The listing beneath should be written out in full, exactly as shown.

Extracted records:
===

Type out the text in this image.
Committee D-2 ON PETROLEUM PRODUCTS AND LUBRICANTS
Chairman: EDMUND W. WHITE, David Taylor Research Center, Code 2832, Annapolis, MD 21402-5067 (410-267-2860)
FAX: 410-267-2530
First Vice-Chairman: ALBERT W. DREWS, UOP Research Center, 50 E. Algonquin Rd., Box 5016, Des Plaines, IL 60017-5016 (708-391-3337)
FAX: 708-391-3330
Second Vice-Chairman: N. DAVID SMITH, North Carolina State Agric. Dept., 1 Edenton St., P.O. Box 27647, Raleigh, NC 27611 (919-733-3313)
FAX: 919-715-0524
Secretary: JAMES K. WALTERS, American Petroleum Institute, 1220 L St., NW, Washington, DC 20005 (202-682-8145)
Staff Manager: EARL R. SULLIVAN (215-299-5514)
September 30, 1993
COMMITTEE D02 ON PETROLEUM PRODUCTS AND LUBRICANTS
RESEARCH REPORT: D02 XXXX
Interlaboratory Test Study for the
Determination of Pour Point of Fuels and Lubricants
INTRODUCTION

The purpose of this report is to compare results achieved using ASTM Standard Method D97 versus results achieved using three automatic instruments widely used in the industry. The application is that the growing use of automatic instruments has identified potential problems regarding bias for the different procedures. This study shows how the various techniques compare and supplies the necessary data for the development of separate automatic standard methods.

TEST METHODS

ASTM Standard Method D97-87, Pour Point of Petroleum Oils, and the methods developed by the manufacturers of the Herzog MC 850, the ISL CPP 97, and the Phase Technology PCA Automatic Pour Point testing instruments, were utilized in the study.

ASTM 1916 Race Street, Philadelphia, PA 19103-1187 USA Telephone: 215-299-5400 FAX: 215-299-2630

===

■ Exercise solution ■
Type out the text in this image.
Committee D-2 ON PETROLEUM PRODUCTS AND LUBRICANTS
Chairman: EDMUND W. WHITE, David Taylor Research Center, Code 2832, Annapolis, MD 21402-5067 (410-267-2860)
FAX: 410-267-2530
First Vice-Chairman: ALBERT W. DREWS, UOP Research Center, 50 E. Algonquin Rd., Box 5016, Des Plaines, IL 60017-5016 (708-391-3337)
FAX: 708-391-3330
Second Vice-Chairman: N. DAVID SMITH, North Carolina State Agric. Dept., 1 Edenton St., P.O. Box 27647, Raleigh, NC 27611 (919-733-3313)
FAX: 919-715-0524
Secretary: JAMES K. WALTERS, American Petroleum Institute, 1220 L St., NW, Washington, DC 20005 (202-682-8145)
Staff Manager: EARL R. SULLIVAN (215-299-5514)
September 30, 1993
COMMITTEE D02 ON PETROLEUM PRODUCTS AND LUBRICANTS
RESEARCH REPORT: D02 XXXX
Interlaboratory Test Study for the
Determination of Pour Point of Fuels and Lubricants
INTRODUCTION

The purpose of this report is to compare results achieved using ASTM Standard Method D97 versus results achieved using three automatic instruments widely used in the industry. The application is that the growing use of automatic instruments has identified potential problems regarding bias for the different procedures. This study shows how the various techniques compare and supplies the necessary data for the development of separate automatic standard methods.

TEST METHODS

ASTM Standard Method D97-87, Pour Point of Petroleum Oils, and the methods developed by the manufacturers of the Herzog MC 850, the ISL CPP 97, and the Phase Technology PCA Automatic Pour Point testing instruments, were utilized in the study.

ASTM 1916 Race Street, Philadelphia, PA 19103-1187 USA Telephone: 215-299-5400 FAX: 215-299-2630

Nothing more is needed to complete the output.